### Required action 1
Rewrite the chemotherapy passage, everything from "Many of these" down to "most other specialties.", with "medical oncology" changed to "clinical oncology".
### Required action 2
In the chemotherapy passage, what is named as the core activity in medical oncology in office-based practices?
### Required action 3
Please carry the chemotherapy passage forward from its last sentence.

Contributor Gregory Pawelski is back with another look at the chemotherapy market. He’s writing about a wrinkle in the use of chemo drugs that has some big implications. The Sept 1 Press release at this site has the science behind the issue. I’m in no position to judge any of the science being disputed, but the implications for pharma, Medicare, insurers, the taxpayer and oncologists are obvious.
Without information provided by Chemosensitivity Testing (assay-testing), oncologists have the freedom to choose between a multiple of different drug regimens, all of which have approximately the same probability of working. Some of these regimens are highly profitable to oncologists. Other regimens are much less profitable. Assay-testing takes away a lot of this freedom to choose and narrows the selection to those drugs that have the highest probability to be successful but may have lower profitability for the oncologist. This cuts into the oncologist’s bottom line, though it benefits the patient.
Many of these less profitable regimens are oral-dose. As I reiterated in my previous article in office-based oncology practices the core activity in medical oncology is the provision of infusional chemotherapy. The entire structure of the practice revolves around this activity and is what distinguishes medical oncology from most other specialties.

### Document layout analysis data
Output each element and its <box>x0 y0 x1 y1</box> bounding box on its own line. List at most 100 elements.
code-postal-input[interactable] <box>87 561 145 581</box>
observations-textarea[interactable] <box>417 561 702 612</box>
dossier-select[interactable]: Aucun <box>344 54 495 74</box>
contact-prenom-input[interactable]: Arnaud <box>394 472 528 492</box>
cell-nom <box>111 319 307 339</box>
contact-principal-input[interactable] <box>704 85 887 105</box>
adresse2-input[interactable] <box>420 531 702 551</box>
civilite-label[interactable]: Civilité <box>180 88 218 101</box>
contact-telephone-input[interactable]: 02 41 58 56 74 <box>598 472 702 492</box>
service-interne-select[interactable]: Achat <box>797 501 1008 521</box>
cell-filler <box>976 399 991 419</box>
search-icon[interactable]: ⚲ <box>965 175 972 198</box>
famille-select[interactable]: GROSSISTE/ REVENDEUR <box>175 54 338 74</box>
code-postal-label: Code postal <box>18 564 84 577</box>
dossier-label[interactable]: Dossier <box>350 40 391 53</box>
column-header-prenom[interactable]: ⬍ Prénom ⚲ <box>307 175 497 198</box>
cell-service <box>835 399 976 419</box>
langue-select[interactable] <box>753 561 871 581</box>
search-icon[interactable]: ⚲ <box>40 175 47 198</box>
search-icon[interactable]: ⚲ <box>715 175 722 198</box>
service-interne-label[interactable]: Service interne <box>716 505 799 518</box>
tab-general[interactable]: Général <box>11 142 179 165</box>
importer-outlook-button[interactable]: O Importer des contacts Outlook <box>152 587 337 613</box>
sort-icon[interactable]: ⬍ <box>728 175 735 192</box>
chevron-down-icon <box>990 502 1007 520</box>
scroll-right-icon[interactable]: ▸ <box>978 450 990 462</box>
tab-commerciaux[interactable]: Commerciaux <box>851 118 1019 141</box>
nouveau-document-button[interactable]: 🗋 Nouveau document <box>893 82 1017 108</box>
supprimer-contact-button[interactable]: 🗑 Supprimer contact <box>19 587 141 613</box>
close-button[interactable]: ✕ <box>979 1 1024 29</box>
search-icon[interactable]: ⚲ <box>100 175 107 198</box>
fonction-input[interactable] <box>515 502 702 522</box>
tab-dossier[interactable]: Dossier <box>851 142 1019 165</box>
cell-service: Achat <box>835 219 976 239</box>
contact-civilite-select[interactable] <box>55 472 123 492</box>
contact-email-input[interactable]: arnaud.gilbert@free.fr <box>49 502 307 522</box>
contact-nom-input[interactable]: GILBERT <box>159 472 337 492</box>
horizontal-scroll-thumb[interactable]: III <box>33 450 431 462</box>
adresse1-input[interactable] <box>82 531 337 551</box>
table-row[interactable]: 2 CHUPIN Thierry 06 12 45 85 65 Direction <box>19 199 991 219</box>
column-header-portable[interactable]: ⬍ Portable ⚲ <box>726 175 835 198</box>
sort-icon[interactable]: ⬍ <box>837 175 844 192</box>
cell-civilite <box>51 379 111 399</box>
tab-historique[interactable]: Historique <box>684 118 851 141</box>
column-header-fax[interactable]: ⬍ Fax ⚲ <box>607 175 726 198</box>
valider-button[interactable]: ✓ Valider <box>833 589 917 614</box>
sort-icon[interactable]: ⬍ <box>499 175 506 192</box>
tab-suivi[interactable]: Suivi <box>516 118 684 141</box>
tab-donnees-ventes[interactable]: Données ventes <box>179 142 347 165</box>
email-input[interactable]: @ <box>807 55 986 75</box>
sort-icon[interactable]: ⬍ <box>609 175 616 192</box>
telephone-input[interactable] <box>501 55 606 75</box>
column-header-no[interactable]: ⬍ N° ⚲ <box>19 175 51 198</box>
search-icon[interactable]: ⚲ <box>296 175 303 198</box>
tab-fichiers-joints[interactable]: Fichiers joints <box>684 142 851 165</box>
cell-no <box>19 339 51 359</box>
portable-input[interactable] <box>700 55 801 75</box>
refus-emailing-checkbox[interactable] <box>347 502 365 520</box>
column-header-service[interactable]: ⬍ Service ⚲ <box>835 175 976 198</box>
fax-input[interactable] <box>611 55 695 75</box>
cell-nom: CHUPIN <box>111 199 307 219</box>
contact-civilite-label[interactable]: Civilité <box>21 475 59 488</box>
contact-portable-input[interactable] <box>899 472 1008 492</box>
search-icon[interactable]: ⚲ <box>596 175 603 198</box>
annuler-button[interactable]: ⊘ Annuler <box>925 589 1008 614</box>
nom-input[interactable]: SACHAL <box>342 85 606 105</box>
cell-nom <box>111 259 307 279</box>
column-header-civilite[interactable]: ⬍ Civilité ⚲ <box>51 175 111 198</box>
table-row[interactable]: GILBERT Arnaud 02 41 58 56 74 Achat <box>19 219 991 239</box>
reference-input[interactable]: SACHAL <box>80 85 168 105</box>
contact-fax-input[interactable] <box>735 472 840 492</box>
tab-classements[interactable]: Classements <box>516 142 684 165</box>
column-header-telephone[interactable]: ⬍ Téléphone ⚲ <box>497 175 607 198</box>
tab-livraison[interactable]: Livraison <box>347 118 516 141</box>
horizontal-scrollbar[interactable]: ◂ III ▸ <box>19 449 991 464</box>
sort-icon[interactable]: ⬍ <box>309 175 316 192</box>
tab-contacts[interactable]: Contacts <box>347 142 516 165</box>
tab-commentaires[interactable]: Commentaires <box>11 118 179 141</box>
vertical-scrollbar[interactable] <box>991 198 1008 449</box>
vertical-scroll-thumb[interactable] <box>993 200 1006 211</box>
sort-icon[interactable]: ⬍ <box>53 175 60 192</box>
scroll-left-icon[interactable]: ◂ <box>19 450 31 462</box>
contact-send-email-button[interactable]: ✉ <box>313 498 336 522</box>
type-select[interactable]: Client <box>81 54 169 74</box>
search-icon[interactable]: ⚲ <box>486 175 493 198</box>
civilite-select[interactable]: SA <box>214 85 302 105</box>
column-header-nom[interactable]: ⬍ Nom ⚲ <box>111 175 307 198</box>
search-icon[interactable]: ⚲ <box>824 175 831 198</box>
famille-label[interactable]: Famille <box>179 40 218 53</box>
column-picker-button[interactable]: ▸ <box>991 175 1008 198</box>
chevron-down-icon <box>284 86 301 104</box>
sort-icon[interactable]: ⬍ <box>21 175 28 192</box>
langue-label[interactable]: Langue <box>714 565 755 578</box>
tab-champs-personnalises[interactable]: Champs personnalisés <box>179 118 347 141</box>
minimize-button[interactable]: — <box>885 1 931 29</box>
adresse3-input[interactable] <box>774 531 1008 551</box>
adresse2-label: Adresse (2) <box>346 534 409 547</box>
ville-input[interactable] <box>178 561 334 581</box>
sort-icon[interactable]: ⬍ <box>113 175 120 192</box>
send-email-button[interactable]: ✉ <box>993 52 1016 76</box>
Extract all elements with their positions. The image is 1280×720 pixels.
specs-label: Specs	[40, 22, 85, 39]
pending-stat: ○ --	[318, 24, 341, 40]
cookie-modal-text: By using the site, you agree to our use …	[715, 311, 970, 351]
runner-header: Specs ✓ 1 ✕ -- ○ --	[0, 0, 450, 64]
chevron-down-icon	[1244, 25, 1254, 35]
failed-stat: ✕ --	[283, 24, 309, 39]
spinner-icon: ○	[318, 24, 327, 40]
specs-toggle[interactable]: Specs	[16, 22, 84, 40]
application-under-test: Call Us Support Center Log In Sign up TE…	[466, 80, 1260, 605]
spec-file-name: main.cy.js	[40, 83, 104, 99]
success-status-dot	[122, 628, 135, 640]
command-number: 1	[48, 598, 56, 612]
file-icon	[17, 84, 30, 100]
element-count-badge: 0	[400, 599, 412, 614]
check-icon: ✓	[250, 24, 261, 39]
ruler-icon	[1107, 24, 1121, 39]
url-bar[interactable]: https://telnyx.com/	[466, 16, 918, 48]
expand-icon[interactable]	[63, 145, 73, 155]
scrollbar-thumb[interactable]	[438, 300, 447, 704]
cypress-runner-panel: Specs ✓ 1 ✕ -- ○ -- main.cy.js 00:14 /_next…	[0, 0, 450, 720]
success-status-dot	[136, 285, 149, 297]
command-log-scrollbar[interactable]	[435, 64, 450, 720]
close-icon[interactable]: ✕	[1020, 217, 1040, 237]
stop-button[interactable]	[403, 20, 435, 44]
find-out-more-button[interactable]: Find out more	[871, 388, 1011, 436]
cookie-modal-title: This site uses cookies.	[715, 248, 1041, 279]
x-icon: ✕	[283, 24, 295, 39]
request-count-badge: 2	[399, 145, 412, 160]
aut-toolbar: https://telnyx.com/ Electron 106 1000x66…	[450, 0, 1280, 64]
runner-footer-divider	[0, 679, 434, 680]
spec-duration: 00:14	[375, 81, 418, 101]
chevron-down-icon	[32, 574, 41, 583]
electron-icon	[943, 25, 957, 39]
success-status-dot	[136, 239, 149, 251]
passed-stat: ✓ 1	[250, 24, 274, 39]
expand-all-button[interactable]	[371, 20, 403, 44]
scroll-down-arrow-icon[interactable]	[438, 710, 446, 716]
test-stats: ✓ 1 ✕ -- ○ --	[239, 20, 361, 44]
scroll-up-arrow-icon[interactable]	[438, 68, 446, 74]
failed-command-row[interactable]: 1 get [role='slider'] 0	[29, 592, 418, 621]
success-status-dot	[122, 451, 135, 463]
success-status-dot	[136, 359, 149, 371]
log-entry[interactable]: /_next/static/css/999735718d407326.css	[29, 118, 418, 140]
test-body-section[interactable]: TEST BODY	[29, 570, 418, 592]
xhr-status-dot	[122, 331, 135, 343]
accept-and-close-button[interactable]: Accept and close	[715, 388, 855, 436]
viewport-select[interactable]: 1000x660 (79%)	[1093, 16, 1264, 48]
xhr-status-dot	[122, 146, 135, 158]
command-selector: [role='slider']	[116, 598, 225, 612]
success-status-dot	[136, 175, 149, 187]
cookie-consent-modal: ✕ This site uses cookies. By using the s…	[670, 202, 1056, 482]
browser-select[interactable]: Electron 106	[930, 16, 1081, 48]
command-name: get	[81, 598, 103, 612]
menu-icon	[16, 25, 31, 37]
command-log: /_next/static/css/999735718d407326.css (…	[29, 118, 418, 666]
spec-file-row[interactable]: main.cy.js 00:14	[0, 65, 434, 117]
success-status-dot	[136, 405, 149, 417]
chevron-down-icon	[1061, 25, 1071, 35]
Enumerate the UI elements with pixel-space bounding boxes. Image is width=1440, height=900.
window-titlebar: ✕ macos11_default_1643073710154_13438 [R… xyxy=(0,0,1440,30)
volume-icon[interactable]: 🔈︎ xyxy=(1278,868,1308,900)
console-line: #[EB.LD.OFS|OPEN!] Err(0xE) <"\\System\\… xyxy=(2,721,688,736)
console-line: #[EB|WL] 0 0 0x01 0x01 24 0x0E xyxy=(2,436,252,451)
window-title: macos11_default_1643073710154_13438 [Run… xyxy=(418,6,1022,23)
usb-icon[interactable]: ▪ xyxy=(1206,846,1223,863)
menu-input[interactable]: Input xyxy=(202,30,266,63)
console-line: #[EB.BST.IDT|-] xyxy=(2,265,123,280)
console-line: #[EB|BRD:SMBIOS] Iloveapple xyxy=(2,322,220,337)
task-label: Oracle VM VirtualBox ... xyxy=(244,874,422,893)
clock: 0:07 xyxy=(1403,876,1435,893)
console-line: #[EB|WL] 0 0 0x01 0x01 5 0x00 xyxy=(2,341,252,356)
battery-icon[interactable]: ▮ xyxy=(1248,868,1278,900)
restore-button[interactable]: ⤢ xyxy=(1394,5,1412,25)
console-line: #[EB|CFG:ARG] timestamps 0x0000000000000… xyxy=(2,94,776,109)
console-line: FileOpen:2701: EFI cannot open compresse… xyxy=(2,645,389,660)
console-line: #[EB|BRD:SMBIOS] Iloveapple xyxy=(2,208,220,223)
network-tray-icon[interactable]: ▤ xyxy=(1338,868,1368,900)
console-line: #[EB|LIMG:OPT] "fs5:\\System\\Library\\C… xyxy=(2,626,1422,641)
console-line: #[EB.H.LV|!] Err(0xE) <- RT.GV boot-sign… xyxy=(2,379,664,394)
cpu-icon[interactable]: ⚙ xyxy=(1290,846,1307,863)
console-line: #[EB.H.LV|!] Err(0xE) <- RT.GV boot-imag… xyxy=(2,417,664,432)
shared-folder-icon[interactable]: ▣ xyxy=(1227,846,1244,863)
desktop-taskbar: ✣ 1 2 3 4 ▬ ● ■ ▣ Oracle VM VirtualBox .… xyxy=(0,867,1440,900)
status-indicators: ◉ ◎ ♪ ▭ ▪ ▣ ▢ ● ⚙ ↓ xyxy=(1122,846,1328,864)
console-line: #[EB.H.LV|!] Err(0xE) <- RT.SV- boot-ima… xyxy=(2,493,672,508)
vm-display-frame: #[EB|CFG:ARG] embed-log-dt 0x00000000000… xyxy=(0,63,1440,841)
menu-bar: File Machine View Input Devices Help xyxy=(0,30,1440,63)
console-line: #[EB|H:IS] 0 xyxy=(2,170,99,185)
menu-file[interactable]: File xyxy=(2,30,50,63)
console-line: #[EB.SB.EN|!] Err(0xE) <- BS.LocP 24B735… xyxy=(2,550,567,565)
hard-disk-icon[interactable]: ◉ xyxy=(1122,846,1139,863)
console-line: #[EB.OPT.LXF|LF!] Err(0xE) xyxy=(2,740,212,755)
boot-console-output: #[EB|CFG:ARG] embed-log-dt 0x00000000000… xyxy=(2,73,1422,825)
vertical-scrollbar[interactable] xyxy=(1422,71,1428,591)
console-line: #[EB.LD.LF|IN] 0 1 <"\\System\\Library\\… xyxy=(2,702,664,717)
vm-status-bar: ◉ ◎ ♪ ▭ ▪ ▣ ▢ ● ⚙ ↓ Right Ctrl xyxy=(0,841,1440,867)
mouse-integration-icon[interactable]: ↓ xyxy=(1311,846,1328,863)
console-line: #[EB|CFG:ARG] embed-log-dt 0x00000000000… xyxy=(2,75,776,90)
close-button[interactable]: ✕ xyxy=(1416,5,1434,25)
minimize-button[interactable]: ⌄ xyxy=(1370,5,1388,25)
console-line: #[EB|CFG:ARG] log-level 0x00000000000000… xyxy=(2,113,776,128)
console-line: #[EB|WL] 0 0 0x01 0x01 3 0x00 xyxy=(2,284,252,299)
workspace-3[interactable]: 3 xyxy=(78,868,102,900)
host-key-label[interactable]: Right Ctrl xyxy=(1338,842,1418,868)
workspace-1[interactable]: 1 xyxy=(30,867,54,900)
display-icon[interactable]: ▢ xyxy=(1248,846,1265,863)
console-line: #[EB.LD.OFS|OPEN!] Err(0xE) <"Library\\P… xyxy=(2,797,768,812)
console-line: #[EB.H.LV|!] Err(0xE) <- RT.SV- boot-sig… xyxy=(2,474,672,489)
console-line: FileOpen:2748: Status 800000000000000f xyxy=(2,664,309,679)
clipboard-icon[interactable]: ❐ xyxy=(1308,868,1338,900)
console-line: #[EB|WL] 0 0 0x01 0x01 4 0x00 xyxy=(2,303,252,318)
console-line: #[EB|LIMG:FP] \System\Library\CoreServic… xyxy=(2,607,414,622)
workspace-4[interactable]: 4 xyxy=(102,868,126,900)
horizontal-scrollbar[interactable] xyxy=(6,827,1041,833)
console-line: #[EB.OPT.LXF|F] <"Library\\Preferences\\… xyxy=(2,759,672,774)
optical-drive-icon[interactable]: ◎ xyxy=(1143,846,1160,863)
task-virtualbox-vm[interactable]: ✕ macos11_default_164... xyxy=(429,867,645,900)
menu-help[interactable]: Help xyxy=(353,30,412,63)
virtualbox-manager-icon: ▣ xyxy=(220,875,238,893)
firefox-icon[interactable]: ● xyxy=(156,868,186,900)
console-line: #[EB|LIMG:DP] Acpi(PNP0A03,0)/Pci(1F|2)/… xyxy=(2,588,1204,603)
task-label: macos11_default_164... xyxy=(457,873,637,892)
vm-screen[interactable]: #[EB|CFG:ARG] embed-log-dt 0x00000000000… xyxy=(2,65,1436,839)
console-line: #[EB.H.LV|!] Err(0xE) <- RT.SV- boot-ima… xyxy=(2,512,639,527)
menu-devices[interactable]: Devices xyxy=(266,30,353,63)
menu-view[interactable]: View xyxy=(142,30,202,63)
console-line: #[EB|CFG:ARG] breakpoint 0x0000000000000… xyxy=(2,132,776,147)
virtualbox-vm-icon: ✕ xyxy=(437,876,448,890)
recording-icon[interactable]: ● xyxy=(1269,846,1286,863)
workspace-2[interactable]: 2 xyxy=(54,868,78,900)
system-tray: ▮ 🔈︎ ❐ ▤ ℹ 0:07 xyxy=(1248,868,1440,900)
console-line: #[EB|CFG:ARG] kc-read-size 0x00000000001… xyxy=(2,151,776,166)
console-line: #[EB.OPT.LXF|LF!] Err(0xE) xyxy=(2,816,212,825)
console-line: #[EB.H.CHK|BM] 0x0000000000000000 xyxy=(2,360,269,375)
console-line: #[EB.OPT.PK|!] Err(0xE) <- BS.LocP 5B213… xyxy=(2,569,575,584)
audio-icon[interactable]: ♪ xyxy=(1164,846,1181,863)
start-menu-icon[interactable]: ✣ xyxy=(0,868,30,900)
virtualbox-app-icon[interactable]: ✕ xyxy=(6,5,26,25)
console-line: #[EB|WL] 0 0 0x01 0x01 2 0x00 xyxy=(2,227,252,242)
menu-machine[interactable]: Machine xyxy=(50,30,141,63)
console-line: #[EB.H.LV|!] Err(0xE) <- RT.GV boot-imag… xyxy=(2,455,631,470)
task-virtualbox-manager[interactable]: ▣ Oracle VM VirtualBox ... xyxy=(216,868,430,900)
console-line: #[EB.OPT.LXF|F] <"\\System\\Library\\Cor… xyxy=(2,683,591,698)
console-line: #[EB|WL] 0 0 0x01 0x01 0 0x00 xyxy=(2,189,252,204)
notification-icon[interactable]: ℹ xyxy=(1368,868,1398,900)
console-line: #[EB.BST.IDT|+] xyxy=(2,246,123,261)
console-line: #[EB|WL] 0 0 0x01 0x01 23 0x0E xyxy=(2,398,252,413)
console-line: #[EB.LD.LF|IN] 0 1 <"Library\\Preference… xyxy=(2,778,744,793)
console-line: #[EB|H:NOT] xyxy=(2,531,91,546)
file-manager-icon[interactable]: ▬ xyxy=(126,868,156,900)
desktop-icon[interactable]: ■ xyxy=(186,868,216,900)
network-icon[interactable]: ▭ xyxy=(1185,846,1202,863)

### Exercise output 1
Many of these less profitable regimens are oral-dose. As I reiterated in my previous article in office-based oncology practices the core activity in clinical oncology is the provision of infusional chemotherapy. The entire structure of the practice revolves around this activity and is what distinguishes clinical oncology from most other specialties.

### Exercise output 2
The provision of infusional chemotherapy.

### Exercise output 3
The new Medicare bill offered patients benefits they did not have before. There is now “some” coverage for oral-chemotherapy drugs, which were not available before. Since April of this year, $200 million was available so that some Medicare cancer patients would have transitional coverage for these drugs, until the bill goes into full effect in 2006. Providing some compensation for oral-chemotherapy drugs was a major emphasis for a number of cancer support groups. Although some benefit was realized, more might have been achieved if ASCO (American Society of Clincial Oncology) and other groups had lobbied as much for the oral-chemotherapy drug issue as they did for office-practice expense reimbursement.
ASCO fought long and hard to retain the Chemotherapy Drug Concession and never once suggested the need for a clinical trial to show when drugs were selected with and without the presence of profit differential (which included oral-dose drugs), clinical outcomes would be the same. It is a real credit to oncologists who utilize assay-testing in their management of their cancer patients, despite the fact that their use constrained their freedom to choose and doubtlessly reduced their incomes.
Take an example of ovarian cancer. After 25 years of prospective, randomized clinical trials to identify the best treatments to give to the average patient, there has been absolutely no progress. A meta-analysis of all trials showed that there was no difference. During those 25 years, Taxol came along. Two large clinical trials showed that Taxol/Platinum combinations were better than single platinum regimen. And Taxol became one of the most remunerative cancer drugs of all time. So Taxol/Platinum became “standard” therapy.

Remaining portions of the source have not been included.